#### Goal:
Leave out the pictures and transcribe everything else exactly.
======== Exercise material ========
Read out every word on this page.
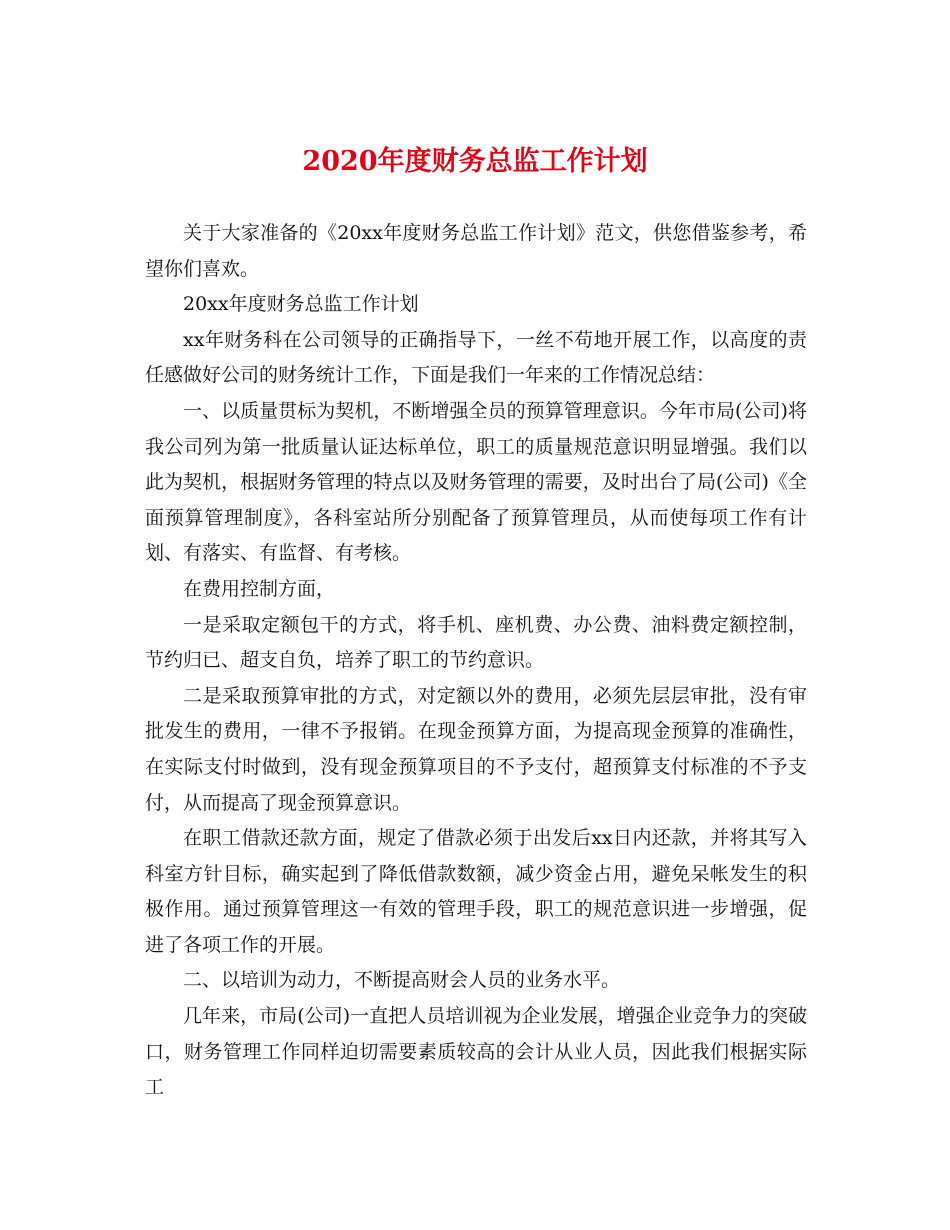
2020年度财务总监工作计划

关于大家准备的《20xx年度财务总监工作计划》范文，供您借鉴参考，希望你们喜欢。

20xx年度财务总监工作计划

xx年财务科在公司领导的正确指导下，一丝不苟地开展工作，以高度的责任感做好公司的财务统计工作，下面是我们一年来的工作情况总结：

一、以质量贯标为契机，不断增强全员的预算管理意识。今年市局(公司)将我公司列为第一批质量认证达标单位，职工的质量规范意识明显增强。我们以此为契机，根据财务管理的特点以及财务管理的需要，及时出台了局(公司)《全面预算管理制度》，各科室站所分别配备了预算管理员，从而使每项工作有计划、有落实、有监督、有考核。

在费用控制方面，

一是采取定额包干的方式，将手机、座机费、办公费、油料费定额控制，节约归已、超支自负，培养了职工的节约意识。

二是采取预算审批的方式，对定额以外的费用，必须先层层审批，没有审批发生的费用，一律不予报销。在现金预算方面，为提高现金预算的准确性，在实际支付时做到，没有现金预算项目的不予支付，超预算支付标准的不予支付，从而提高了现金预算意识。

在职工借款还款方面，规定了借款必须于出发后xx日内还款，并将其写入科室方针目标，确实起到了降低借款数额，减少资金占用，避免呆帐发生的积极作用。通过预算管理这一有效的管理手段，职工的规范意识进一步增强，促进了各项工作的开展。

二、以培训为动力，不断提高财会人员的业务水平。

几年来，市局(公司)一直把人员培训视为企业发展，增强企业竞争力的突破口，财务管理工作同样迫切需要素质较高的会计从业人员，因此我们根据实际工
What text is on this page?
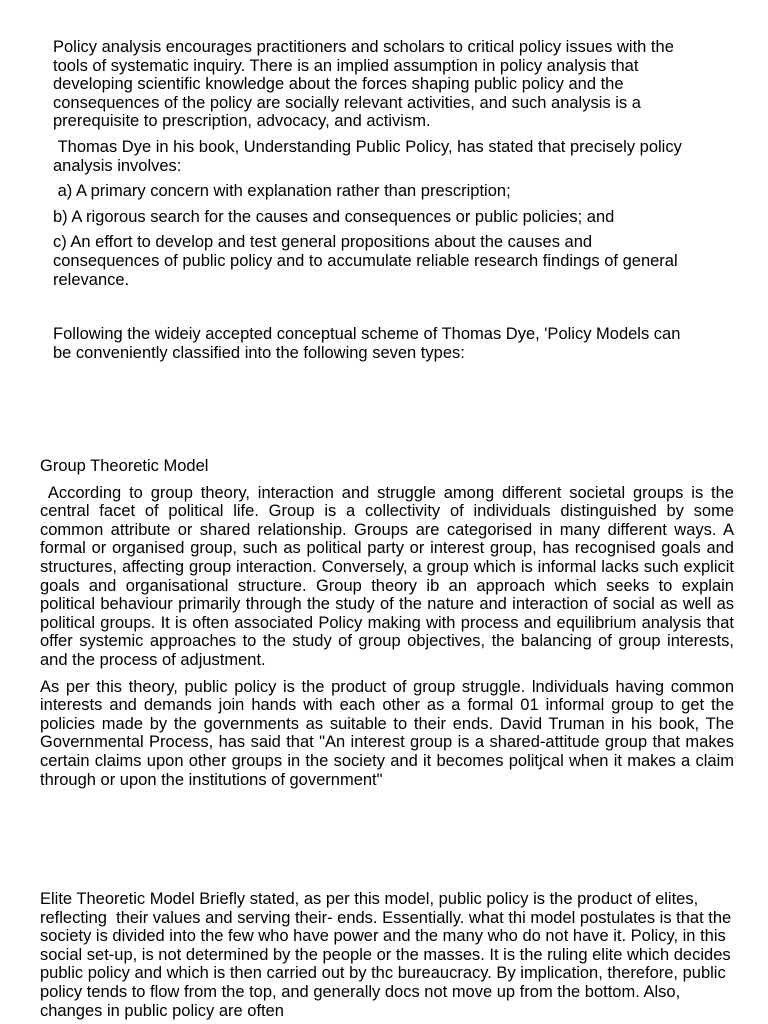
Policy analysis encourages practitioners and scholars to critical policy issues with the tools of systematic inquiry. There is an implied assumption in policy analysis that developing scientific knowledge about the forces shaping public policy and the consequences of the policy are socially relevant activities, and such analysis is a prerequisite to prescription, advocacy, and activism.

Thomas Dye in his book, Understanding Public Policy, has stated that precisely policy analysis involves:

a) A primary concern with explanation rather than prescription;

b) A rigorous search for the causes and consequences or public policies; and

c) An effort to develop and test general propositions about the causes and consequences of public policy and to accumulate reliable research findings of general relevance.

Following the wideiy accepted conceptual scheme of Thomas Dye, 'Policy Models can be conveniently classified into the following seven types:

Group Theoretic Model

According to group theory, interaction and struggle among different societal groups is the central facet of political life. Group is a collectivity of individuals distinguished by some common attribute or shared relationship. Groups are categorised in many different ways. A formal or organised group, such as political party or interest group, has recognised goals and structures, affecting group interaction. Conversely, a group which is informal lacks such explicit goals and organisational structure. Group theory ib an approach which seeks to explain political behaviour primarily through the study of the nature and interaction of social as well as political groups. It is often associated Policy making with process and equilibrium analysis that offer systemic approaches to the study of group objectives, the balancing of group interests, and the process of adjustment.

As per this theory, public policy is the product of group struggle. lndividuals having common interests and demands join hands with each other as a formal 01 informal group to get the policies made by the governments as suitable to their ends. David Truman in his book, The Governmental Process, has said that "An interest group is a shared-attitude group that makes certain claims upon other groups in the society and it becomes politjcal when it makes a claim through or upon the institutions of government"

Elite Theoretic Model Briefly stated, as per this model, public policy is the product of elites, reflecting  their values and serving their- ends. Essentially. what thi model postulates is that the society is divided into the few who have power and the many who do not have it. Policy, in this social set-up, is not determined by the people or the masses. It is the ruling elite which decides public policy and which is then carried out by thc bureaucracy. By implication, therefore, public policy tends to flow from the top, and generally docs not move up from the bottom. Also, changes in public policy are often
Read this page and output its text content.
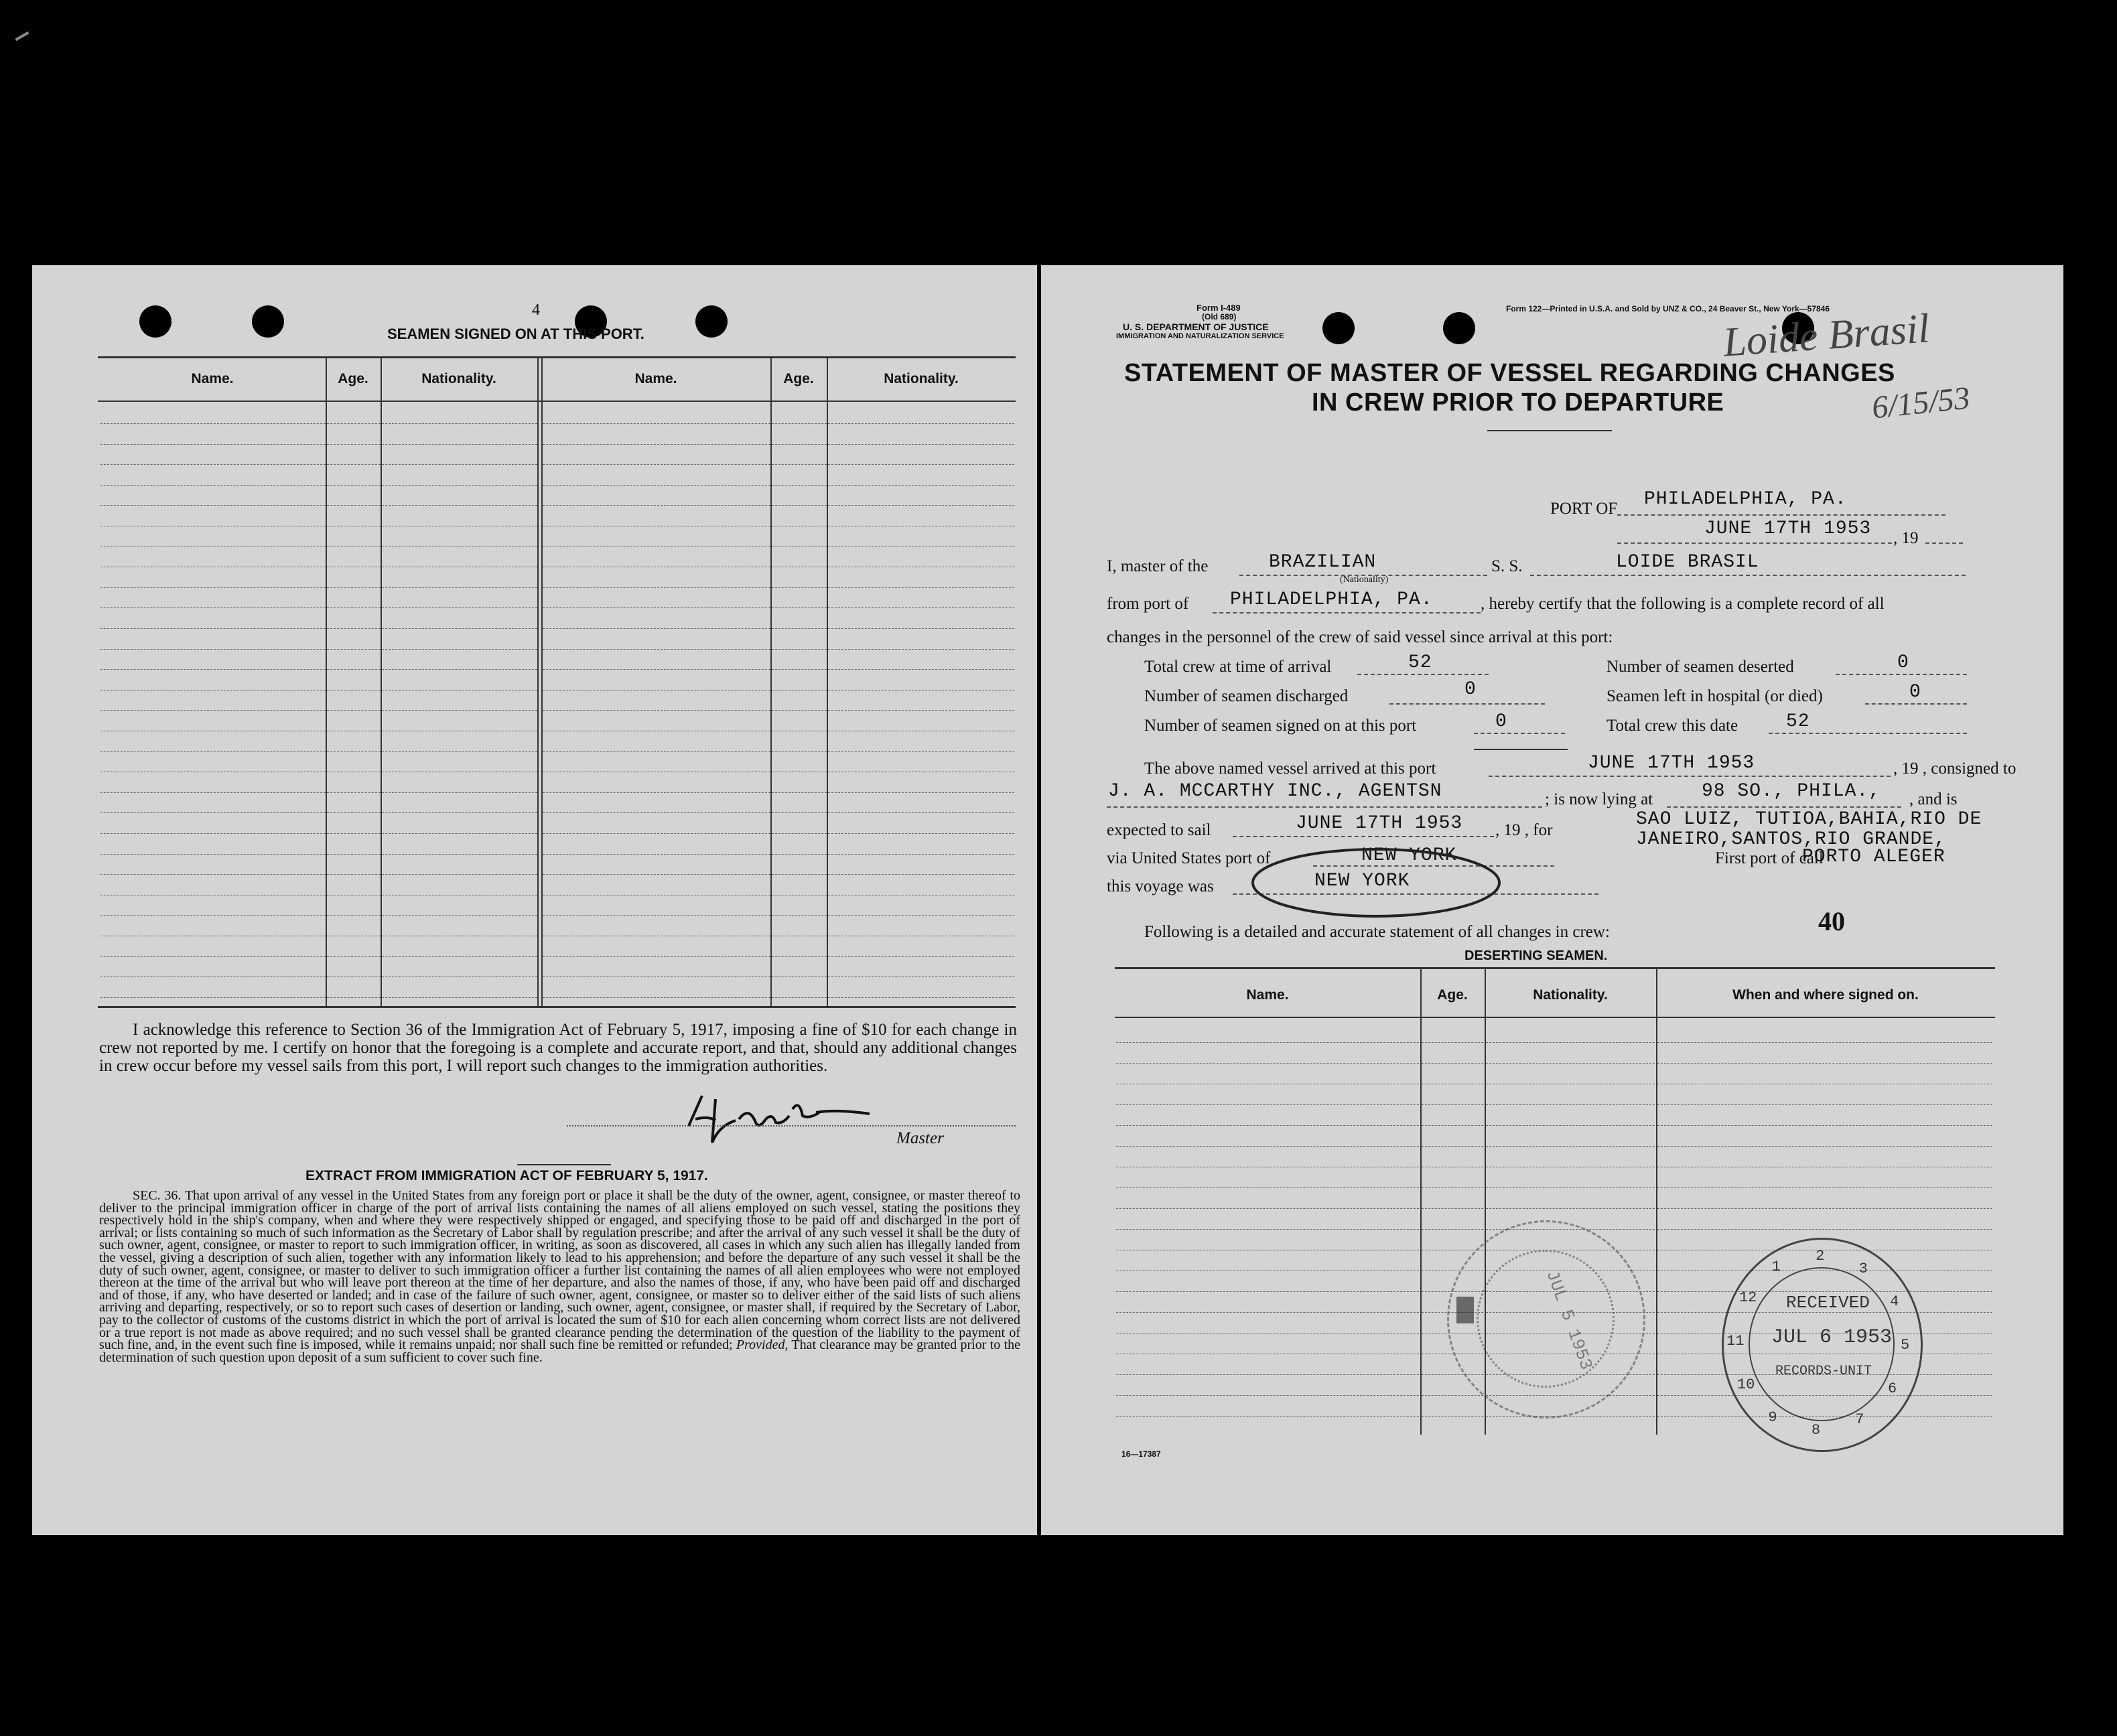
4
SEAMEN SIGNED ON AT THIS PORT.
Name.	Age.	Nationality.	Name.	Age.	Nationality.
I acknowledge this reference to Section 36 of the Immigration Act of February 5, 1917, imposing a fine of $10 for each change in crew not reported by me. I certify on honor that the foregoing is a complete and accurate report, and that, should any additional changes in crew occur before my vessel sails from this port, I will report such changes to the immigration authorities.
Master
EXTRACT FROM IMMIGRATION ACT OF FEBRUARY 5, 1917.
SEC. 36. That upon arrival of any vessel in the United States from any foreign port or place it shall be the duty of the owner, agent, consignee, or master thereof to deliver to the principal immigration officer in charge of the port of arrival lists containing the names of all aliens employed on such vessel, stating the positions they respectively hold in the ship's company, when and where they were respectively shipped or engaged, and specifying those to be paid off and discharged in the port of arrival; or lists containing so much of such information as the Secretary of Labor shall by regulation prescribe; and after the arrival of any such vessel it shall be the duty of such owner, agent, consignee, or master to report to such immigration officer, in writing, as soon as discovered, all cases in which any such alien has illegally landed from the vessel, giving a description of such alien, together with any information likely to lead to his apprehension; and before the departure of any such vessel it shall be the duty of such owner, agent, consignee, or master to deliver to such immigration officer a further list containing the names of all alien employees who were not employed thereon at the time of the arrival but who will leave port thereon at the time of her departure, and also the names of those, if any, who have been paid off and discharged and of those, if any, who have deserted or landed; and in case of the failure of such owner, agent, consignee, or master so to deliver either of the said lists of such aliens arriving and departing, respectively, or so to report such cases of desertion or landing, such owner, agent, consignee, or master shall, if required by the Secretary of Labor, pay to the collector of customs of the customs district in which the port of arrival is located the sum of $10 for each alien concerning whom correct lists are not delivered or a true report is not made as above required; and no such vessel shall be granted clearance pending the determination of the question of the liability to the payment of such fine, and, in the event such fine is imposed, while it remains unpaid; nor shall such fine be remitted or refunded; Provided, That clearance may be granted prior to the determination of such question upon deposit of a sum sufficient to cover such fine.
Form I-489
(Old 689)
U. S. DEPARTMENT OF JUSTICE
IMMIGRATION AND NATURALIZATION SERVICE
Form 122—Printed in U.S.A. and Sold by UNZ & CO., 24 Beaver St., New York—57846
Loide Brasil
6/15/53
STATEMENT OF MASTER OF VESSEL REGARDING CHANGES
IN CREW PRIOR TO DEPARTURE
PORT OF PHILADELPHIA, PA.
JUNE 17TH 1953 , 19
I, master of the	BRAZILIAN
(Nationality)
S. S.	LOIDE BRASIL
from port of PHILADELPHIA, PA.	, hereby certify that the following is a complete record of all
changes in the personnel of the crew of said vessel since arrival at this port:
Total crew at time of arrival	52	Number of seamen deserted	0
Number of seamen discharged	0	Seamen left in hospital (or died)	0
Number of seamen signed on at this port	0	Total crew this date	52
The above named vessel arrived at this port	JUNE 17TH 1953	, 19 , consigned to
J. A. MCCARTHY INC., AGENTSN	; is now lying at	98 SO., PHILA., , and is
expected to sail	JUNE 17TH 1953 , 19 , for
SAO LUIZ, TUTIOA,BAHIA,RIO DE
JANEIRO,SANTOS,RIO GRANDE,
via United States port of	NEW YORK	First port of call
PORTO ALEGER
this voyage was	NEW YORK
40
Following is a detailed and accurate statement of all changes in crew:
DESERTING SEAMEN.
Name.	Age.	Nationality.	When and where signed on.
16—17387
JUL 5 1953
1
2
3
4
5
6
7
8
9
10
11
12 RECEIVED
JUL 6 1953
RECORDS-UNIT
========
#### Result for this exercise:
Read out every word on this page.
2020年度财务总监工作计划

关于大家准备的《20xx年度财务总监工作计划》范文，供您借鉴参考，希望你们喜欢。

20xx年度财务总监工作计划

xx年财务科在公司领导的正确指导下，一丝不苟地开展工作，以高度的责任感做好公司的财务统计工作，下面是我们一年来的工作情况总结：

一、以质量贯标为契机，不断增强全员的预算管理意识。今年市局(公司)将我公司列为第一批质量认证达标单位，职工的质量规范意识明显增强。我们以此为契机，根据财务管理的特点以及财务管理的需要，及时出台了局(公司)《全面预算管理制度》，各科室站所分别配备了预算管理员，从而使每项工作有计划、有落实、有监督、有考核。

在费用控制方面，

一是采取定额包干的方式，将手机、座机费、办公费、油料费定额控制，节约归已、超支自负，培养了职工的节约意识。

二是采取预算审批的方式，对定额以外的费用，必须先层层审批，没有审批发生的费用，一律不予报销。在现金预算方面，为提高现金预算的准确性，在实际支付时做到，没有现金预算项目的不予支付，超预算支付标准的不予支付，从而提高了现金预算意识。

在职工借款还款方面，规定了借款必须于出发后xx日内还款，并将其写入科室方针目标，确实起到了降低借款数额，减少资金占用，避免呆帐发生的积极作用。通过预算管理这一有效的管理手段，职工的规范意识进一步增强，促进了各项工作的开展。

二、以培训为动力，不断提高财会人员的业务水平。

几年来，市局(公司)一直把人员培训视为企业发展，增强企业竞争力的突破口，财务管理工作同样迫切需要素质较高的会计从业人员，因此我们根据实际工
What text is on this page?
Policy analysis encourages practitioners and scholars to critical policy issues with the tools of systematic inquiry. There is an implied assumption in policy analysis that developing scientific knowledge about the forces shaping public policy and the consequences of the policy are socially relevant activities, and such analysis is a prerequisite to prescription, advocacy, and activism.

Thomas Dye in his book, Understanding Public Policy, has stated that precisely policy analysis involves:

a) A primary concern with explanation rather than prescription;

b) A rigorous search for the causes and consequences or public policies; and

c) An effort to develop and test general propositions about the causes and consequences of public policy and to accumulate reliable research findings of general relevance.

Following the wideiy accepted conceptual scheme of Thomas Dye, 'Policy Models can be conveniently classified into the following seven types:

Group Theoretic Model

According to group theory, interaction and struggle among different societal groups is the central facet of political life. Group is a collectivity of individuals distinguished by some common attribute or shared relationship. Groups are categorised in many different ways. A formal or organised group, such as political party or interest group, has recognised goals and structures, affecting group interaction. Conversely, a group which is informal lacks such explicit goals and organisational structure. Group theory ib an approach which seeks to explain political behaviour primarily through the study of the nature and interaction of social as well as political groups. It is often associated Policy making with process and equilibrium analysis that offer systemic approaches to the study of group objectives, the balancing of group interests, and the process of adjustment.

As per this theory, public policy is the product of group struggle. lndividuals having common interests and demands join hands with each other as a formal 01 informal group to get the policies made by the governments as suitable to their ends. David Truman in his book, The Governmental Process, has said that "An interest group is a shared-attitude group that makes certain claims upon other groups in the society and it becomes politjcal when it makes a claim through or upon the institutions of government"

Elite Theoretic Model Briefly stated, as per this model, public policy is the product of elites, reflecting  their values and serving their- ends. Essentially. what thi model postulates is that the society is divided into the few who have power and the many who do not have it. Policy, in this social set-up, is not determined by the people or the masses. It is the ruling elite which decides public policy and which is then carried out by thc bureaucracy. By implication, therefore, public policy tends to flow from the top, and generally docs not move up from the bottom. Also, changes in public policy are often
Read this page and output its text content.
4
SEAMEN SIGNED ON AT THIS PORT.
Name.	Age.	Nationality.	Name.	Age.	Nationality.
I acknowledge this reference to Section 36 of the Immigration Act of February 5, 1917, imposing a fine of $10 for each change in crew not reported by me. I certify on honor that the foregoing is a complete and accurate report, and that, should any additional changes in crew occur before my vessel sails from this port, I will report such changes to the immigration authorities.
Master
EXTRACT FROM IMMIGRATION ACT OF FEBRUARY 5, 1917.
SEC. 36. That upon arrival of any vessel in the United States from any foreign port or place it shall be the duty of the owner, agent, consignee, or master thereof to deliver to the principal immigration officer in charge of the port of arrival lists containing the names of all aliens employed on such vessel, stating the positions they respectively hold in the ship's company, when and where they were respectively shipped or engaged, and specifying those to be paid off and discharged in the port of arrival; or lists containing so much of such information as the Secretary of Labor shall by regulation prescribe; and after the arrival of any such vessel it shall be the duty of such owner, agent, consignee, or master to report to such immigration officer, in writing, as soon as discovered, all cases in which any such alien has illegally landed from the vessel, giving a description of such alien, together with any information likely to lead to his apprehension; and before the departure of any such vessel it shall be the duty of such owner, agent, consignee, or master to deliver to such immigration officer a further list containing the names of all alien employees who were not employed thereon at the time of the arrival but who will leave port thereon at the time of her departure, and also the names of those, if any, who have been paid off and discharged and of those, if any, who have deserted or landed; and in case of the failure of such owner, agent, consignee, or master so to deliver either of the said lists of such aliens arriving and departing, respectively, or so to report such cases of desertion or landing, such owner, agent, consignee, or master shall, if required by the Secretary of Labor, pay to the collector of customs of the customs district in which the port of arrival is located the sum of $10 for each alien concerning whom correct lists are not delivered or a true report is not made as above required; and no such vessel shall be granted clearance pending the determination of the question of the liability to the payment of such fine, and, in the event such fine is imposed, while it remains unpaid; nor shall such fine be remitted or refunded; Provided, That clearance may be granted prior to the determination of such question upon deposit of a sum sufficient to cover such fine.
Form I-489
(Old 689)
U. S. DEPARTMENT OF JUSTICE
IMMIGRATION AND NATURALIZATION SERVICE
Form 122—Printed in U.S.A. and Sold by UNZ & CO., 24 Beaver St., New York—57846
Loide Brasil
6/15/53
STATEMENT OF MASTER OF VESSEL REGARDING CHANGES
IN CREW PRIOR TO DEPARTURE
PORT OF PHILADELPHIA, PA.
JUNE 17TH 1953 , 19
I, master of the	BRAZILIAN
(Nationality)
S. S.	LOIDE BRASIL
from port of PHILADELPHIA, PA.	, hereby certify that the following is a complete record of all
changes in the personnel of the crew of said vessel since arrival at this port:
Total crew at time of arrival	52	Number of seamen deserted	0
Number of seamen discharged	0	Seamen left in hospital (or died)	0
Number of seamen signed on at this port	0	Total crew this date	52
The above named vessel arrived at this port	JUNE 17TH 1953	, 19 , consigned to
J. A. MCCARTHY INC., AGENTSN	; is now lying at	98 SO., PHILA., , and is
expected to sail	JUNE 17TH 1953 , 19 , for
SAO LUIZ, TUTIOA,BAHIA,RIO DE
JANEIRO,SANTOS,RIO GRANDE,
via United States port of	NEW YORK	First port of call
PORTO ALEGER
this voyage was	NEW YORK
40
Following is a detailed and accurate statement of all changes in crew:
DESERTING SEAMEN.
Name.	Age.	Nationality.	When and where signed on.
16—17387
JUL 5 1953
1
2
3
4
5
6
7
8
9
10
11
12 RECEIVED
JUL 6 1953
RECORDS-UNIT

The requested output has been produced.